• [Task requirements]:
Go through each line of the records below and count those with the word "name"; give only the total.
─── Supplied information
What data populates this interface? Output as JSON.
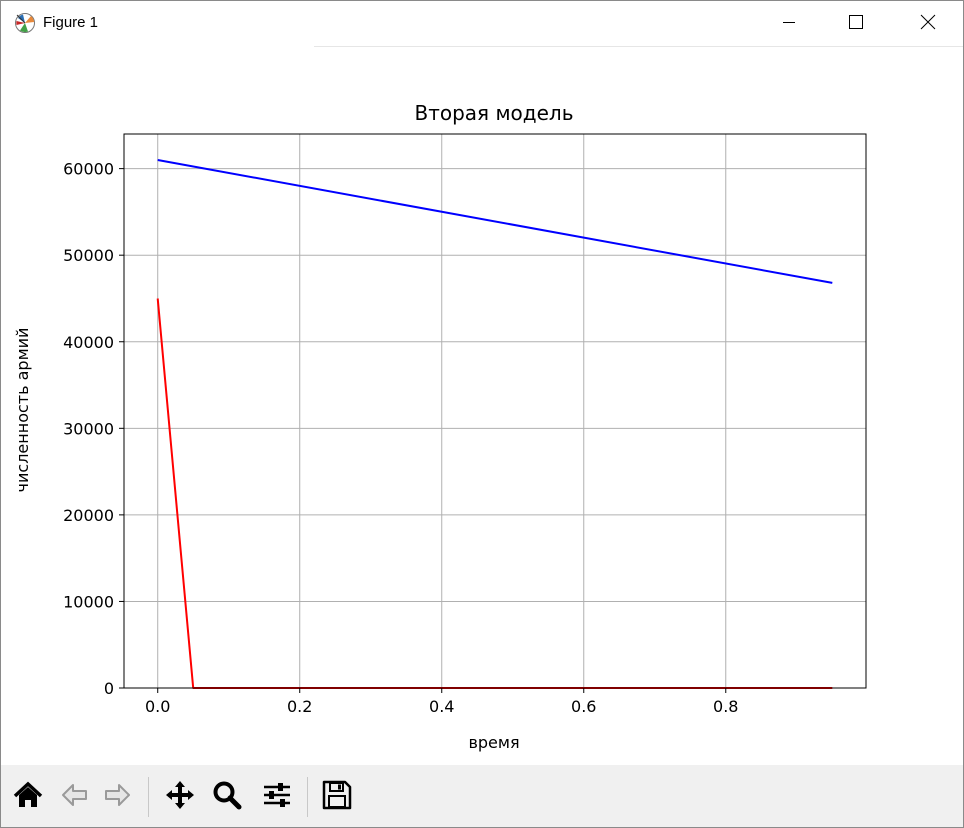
{
  "window": {
    "title": "Figure 1",
    "icons": {
      "app": "matplotlib-icon",
      "minimize": "minimize-icon",
      "maximize": "maximize-icon",
      "close": "close-icon"
    }
  },
  "toolbar": {
    "buttons": [
      {
        "name": "home",
        "icon": "home-icon"
      },
      {
        "name": "back",
        "icon": "arrow-left-icon"
      },
      {
        "name": "forward",
        "icon": "arrow-right-icon"
      },
      {
        "name": "pan",
        "icon": "move-icon"
      },
      {
        "name": "zoom",
        "icon": "magnifier-icon"
      },
      {
        "name": "configure-subplots",
        "icon": "sliders-icon"
      },
      {
        "name": "save",
        "icon": "floppy-disk-icon"
      }
    ]
  },
  "chart_data": {
    "type": "line",
    "title": "Вторая модель",
    "xlabel": "время",
    "ylabel": "численность армий",
    "xlim": [
      -0.0475,
      0.9975
    ],
    "ylim": [
      0,
      64000
    ],
    "xticks": [
      0.0,
      0.2,
      0.4,
      0.6,
      0.8
    ],
    "xtick_labels": [
      "0.0",
      "0.2",
      "0.4",
      "0.6",
      "0.8"
    ],
    "yticks": [
      0,
      10000,
      20000,
      30000,
      40000,
      50000,
      60000
    ],
    "ytick_labels": [
      "0",
      "10000",
      "20000",
      "30000",
      "40000",
      "50000",
      "60000"
    ],
    "grid": true,
    "series": [
      {
        "color": "#0000ff",
        "x": [
          0.0,
          0.95
        ],
        "y": [
          61000,
          46800
        ]
      },
      {
        "color": "#ff0000",
        "x": [
          0.0,
          0.05,
          0.95
        ],
        "y": [
          45000,
          0,
          0
        ]
      }
    ]
  }
}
──────
• [Answer]:
7